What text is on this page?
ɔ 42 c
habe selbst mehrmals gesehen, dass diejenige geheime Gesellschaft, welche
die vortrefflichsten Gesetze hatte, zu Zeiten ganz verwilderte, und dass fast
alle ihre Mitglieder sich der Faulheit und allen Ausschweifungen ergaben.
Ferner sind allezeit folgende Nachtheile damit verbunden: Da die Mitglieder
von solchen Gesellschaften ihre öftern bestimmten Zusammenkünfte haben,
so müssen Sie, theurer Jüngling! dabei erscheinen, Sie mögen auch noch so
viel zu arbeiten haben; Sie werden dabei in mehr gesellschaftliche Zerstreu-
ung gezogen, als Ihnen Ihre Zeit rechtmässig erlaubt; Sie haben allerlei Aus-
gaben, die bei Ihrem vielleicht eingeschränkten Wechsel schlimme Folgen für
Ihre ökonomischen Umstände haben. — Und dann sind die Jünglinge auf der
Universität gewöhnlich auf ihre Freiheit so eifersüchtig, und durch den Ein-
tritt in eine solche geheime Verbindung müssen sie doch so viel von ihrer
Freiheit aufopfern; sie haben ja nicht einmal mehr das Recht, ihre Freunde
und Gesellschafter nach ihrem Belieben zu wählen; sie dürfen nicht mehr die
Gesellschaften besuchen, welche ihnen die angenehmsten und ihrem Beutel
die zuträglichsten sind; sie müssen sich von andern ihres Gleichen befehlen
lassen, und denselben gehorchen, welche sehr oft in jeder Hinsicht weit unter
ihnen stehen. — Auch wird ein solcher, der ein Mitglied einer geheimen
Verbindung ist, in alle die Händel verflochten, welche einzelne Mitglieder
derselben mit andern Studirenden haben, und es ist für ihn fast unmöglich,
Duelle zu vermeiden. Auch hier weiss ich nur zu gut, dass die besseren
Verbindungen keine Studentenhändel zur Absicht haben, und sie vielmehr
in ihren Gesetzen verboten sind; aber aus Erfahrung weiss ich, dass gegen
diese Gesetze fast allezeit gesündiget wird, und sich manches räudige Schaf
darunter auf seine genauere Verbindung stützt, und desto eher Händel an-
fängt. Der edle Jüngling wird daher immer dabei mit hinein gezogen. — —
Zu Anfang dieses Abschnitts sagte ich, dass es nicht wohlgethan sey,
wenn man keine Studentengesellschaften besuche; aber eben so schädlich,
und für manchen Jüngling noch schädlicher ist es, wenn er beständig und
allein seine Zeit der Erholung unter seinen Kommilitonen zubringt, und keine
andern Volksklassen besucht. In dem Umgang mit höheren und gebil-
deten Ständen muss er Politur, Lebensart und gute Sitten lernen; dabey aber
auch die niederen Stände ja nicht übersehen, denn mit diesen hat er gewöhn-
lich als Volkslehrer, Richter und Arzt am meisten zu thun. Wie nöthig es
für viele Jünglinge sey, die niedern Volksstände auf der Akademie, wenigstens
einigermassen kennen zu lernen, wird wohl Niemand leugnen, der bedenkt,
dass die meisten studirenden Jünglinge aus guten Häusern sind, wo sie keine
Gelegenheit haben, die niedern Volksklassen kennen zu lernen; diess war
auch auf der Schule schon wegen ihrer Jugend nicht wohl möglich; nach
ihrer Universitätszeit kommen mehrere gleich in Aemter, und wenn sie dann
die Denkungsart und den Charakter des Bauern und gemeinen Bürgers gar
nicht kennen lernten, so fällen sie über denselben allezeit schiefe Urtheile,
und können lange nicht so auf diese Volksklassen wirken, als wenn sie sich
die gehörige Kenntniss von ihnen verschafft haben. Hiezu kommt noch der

:::

Required work:
Look over the material above and show each line where "gezogen" appears.

The completed task:
ung gezogen, als Ihnen Ihre Zeit rechtmässig erlaubt; Sie haben allerlei Aus-
fängt. Der edle Jüngling wird daher immer dabei mit hinein gezogen. — —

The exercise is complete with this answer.